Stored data
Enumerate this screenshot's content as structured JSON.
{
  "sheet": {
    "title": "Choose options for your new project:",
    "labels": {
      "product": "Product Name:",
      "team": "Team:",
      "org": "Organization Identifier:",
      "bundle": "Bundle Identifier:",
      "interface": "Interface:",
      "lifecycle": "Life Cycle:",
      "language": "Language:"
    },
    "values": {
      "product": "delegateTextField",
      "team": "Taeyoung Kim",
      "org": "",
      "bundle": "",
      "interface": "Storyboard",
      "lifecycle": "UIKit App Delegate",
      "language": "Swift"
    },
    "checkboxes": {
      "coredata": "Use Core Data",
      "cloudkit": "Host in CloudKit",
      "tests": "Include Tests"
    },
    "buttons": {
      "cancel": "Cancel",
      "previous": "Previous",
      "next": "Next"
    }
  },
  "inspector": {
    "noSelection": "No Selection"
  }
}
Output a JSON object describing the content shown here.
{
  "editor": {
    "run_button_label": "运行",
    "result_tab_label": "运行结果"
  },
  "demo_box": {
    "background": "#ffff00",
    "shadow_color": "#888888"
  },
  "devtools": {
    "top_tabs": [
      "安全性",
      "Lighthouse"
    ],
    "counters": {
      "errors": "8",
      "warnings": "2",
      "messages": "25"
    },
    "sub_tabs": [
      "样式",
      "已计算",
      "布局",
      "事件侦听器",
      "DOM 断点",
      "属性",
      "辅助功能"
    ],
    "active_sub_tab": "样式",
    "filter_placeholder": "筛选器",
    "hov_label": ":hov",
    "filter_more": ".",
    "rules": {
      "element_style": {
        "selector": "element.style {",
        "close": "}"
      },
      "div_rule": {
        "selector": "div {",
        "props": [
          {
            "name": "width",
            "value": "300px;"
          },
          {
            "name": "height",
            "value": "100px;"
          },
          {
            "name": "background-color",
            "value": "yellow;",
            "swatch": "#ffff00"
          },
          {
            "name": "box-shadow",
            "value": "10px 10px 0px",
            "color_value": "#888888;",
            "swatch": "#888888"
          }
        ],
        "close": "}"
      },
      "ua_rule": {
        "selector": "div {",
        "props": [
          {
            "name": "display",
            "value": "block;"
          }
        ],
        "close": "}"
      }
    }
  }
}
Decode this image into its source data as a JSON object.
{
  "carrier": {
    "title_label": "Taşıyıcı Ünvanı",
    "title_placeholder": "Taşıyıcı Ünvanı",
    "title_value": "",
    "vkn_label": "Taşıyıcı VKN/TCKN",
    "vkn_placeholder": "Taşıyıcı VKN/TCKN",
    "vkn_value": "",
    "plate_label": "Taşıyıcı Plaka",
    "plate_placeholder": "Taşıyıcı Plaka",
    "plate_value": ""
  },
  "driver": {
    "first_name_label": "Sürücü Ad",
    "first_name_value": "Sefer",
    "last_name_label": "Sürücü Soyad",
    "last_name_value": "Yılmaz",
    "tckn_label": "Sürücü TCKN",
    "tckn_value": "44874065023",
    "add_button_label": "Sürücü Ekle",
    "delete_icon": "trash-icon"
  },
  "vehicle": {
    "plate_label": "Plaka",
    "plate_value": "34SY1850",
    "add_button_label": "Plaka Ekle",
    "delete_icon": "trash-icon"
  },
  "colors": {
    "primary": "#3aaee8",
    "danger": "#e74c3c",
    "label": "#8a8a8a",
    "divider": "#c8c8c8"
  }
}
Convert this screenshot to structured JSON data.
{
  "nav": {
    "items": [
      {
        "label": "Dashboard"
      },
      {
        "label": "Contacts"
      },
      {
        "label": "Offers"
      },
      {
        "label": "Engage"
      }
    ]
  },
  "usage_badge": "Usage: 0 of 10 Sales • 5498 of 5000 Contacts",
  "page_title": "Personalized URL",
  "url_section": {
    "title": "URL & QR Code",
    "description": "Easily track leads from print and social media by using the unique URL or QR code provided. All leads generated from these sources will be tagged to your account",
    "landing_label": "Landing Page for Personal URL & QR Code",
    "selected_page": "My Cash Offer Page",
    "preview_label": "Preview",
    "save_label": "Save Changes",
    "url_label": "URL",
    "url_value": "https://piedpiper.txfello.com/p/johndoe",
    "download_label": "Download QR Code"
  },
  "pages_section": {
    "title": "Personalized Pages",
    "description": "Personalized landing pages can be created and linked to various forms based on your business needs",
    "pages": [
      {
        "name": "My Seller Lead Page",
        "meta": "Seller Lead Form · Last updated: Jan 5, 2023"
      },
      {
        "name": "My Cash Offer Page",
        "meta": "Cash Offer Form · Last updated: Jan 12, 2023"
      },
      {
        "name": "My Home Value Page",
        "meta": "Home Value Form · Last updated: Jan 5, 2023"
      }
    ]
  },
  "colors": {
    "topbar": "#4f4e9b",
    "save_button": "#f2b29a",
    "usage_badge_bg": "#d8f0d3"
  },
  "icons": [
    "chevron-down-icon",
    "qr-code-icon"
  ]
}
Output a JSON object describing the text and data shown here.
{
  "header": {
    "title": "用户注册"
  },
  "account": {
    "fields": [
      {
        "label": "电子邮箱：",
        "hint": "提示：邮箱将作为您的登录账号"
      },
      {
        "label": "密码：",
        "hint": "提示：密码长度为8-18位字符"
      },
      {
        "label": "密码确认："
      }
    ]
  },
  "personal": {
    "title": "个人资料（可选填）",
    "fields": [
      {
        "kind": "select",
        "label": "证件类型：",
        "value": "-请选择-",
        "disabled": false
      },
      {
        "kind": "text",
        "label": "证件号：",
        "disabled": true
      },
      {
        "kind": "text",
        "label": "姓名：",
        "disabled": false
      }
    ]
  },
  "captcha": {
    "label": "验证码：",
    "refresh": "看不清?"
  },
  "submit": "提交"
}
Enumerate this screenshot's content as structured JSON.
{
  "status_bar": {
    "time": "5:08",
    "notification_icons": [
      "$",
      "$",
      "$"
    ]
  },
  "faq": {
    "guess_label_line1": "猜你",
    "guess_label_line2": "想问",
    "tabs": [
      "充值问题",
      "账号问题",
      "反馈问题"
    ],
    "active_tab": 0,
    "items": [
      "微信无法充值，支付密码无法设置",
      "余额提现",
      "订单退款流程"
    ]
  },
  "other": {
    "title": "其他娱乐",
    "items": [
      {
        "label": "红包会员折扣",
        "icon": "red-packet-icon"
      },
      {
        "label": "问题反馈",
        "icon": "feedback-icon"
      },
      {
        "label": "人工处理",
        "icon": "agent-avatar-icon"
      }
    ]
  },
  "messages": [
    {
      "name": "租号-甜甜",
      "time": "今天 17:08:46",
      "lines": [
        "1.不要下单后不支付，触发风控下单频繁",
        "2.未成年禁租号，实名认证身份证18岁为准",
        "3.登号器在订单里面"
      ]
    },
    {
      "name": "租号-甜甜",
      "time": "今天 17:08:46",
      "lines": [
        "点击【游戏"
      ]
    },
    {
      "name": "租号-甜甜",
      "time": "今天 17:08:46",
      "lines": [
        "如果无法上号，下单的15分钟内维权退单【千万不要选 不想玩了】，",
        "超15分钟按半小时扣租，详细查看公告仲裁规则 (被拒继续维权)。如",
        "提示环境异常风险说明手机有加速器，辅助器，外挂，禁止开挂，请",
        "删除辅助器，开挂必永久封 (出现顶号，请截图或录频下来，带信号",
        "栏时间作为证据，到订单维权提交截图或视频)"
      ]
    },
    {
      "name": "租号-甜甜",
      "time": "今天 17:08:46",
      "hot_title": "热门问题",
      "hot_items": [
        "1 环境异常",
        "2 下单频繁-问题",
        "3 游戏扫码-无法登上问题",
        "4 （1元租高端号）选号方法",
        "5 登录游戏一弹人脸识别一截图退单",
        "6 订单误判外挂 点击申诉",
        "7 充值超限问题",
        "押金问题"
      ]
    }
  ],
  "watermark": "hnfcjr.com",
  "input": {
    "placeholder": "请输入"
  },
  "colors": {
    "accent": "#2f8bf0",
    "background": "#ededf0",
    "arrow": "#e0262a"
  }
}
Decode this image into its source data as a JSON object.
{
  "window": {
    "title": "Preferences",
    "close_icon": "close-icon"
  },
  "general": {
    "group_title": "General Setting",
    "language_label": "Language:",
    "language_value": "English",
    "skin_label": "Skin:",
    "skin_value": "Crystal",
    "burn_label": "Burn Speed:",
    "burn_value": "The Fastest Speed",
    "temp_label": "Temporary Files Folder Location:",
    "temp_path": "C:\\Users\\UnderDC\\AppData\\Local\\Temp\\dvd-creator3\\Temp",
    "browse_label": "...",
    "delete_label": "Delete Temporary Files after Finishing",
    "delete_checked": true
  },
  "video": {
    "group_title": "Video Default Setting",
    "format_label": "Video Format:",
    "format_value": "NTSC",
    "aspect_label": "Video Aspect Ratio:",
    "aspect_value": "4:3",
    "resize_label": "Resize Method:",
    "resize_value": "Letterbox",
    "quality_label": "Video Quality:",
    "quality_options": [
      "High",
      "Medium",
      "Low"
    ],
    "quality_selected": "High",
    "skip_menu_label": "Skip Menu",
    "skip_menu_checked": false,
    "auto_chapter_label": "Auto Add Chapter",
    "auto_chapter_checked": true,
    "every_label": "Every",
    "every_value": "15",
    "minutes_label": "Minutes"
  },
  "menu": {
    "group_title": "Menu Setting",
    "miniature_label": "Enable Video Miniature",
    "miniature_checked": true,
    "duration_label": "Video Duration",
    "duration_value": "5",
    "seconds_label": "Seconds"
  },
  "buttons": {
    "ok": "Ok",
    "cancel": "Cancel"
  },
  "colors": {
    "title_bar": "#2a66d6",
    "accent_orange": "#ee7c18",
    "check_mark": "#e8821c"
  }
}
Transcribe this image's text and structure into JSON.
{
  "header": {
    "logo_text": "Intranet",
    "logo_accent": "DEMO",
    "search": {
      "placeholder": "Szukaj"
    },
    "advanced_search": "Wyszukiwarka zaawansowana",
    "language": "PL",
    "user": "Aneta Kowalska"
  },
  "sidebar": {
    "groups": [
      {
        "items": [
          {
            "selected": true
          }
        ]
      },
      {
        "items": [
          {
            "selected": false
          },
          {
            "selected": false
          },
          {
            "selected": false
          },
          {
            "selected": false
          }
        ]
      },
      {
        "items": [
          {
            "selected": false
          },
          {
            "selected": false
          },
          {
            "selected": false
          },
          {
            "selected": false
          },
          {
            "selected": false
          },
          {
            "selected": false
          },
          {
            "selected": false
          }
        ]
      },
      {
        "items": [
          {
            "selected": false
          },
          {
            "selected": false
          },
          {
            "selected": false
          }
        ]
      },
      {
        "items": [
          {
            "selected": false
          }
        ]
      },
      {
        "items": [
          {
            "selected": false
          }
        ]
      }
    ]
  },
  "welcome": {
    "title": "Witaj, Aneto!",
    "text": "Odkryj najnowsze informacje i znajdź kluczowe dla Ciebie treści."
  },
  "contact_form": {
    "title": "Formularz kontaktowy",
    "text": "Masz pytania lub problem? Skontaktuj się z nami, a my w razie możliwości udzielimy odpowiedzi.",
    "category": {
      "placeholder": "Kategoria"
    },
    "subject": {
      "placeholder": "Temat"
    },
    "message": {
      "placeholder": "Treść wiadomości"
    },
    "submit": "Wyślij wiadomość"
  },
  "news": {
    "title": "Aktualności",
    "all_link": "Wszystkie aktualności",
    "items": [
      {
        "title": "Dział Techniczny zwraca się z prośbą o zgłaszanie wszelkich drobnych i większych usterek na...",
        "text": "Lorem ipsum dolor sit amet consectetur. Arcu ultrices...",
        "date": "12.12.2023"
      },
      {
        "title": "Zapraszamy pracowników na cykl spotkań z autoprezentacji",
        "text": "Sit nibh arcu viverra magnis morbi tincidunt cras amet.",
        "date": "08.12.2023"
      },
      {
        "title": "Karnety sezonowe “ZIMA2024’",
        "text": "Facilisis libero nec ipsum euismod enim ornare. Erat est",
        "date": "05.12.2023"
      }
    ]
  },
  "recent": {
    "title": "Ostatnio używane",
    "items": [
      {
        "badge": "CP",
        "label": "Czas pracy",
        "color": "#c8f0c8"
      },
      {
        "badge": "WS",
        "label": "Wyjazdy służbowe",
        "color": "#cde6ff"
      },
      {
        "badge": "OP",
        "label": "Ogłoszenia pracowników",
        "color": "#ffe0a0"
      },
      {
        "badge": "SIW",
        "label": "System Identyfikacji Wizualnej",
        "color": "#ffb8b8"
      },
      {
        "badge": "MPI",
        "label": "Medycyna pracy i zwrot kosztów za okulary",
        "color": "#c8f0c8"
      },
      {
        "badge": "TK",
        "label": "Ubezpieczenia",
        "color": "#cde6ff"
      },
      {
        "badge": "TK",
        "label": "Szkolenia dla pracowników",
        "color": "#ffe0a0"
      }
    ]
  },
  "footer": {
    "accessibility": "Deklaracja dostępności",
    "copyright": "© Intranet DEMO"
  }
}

▸ WHAT TO DO: Pull out every line containing "Cash".

▸ CORRECT OUTPUT:
    "selected_page": "My Cash Offer Page",
        "name": "My Cash Offer Page",
        "meta": "Cash Offer Form · Last updated: Jan 12, 2023"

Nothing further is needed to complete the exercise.